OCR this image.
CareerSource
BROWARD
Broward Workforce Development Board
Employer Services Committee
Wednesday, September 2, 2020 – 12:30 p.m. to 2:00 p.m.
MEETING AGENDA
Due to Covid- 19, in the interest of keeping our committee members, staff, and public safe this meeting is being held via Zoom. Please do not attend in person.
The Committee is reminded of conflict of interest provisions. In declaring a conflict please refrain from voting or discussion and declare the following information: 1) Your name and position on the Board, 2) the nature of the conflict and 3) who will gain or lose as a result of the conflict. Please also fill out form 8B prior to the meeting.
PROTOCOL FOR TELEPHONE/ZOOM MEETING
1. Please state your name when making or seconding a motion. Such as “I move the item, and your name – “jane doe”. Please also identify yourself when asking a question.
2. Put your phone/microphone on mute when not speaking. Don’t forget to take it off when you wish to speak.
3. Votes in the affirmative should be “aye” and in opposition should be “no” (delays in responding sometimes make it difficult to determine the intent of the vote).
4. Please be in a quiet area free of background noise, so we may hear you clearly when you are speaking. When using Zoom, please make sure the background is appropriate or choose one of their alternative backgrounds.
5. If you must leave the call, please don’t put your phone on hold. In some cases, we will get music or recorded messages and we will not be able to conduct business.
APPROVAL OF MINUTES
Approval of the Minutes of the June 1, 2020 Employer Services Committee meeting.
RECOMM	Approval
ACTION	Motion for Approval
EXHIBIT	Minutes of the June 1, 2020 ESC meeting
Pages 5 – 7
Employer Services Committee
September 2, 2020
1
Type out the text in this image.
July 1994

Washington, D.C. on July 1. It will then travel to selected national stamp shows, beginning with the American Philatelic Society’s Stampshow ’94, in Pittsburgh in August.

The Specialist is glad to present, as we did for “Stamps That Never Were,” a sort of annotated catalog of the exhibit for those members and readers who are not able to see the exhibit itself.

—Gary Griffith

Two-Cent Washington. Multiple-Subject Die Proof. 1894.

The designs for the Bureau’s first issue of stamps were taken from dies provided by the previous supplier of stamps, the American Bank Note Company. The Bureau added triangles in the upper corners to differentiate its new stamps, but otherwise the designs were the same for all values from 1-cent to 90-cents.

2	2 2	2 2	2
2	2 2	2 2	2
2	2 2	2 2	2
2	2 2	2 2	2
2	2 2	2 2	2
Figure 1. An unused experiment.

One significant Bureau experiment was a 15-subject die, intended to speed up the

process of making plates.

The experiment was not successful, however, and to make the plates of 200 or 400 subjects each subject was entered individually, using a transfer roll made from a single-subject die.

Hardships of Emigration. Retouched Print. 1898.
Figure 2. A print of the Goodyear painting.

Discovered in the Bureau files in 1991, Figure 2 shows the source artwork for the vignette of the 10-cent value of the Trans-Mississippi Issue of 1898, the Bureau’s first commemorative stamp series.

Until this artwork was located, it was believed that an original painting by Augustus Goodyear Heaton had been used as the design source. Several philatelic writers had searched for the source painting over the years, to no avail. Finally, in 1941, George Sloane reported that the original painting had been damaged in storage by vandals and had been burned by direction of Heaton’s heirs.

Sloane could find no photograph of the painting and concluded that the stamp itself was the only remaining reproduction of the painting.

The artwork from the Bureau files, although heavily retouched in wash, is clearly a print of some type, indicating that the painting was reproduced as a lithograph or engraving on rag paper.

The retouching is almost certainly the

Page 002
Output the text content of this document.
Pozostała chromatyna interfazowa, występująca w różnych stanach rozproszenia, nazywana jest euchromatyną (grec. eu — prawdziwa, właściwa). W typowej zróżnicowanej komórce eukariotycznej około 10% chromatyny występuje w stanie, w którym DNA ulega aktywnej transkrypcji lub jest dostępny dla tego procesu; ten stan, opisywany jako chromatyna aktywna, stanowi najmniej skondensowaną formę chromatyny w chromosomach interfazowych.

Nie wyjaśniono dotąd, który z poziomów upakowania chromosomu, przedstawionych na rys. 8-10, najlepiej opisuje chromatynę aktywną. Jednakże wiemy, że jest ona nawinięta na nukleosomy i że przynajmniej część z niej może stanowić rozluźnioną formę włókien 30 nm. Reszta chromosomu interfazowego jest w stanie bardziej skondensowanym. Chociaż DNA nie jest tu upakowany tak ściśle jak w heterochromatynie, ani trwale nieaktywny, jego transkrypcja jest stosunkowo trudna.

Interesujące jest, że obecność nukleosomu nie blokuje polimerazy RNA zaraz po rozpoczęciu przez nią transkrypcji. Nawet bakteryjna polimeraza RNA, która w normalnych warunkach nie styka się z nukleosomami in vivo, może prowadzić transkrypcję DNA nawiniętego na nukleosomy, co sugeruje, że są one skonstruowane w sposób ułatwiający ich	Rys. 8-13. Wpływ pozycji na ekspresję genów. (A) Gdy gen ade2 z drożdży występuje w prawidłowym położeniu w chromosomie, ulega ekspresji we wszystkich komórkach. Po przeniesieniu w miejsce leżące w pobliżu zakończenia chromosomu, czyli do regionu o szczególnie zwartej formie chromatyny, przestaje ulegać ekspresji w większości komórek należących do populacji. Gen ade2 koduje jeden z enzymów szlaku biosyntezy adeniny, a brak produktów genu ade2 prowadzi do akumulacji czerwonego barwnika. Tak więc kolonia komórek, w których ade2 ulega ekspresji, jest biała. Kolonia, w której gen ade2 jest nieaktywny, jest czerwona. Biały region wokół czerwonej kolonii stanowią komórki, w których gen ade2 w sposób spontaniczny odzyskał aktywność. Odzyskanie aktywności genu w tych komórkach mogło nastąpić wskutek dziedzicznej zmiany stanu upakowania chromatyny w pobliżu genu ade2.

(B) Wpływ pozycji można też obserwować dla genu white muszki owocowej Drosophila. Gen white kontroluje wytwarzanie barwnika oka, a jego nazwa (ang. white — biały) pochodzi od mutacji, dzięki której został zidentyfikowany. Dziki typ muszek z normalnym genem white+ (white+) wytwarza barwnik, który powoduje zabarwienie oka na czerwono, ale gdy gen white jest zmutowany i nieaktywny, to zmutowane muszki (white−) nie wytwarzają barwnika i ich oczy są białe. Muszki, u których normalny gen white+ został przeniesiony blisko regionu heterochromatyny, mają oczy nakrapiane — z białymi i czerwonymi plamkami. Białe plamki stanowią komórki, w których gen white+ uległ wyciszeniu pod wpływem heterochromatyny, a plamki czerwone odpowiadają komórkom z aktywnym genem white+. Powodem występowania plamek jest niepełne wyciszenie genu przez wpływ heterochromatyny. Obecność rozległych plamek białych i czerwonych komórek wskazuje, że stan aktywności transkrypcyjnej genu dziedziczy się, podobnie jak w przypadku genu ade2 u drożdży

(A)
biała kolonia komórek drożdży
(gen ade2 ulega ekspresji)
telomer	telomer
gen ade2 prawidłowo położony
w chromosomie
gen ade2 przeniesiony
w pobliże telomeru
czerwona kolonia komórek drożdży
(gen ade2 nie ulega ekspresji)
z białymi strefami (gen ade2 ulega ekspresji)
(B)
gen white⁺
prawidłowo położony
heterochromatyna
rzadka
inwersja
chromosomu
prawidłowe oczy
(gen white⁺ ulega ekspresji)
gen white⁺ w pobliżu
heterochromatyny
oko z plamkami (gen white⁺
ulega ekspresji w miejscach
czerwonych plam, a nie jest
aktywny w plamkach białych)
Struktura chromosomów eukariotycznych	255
= = =
_INSTRUCTION_
Compute how many lines include the string "plates", then give that number by itself.

_COMPLETED TASK_
2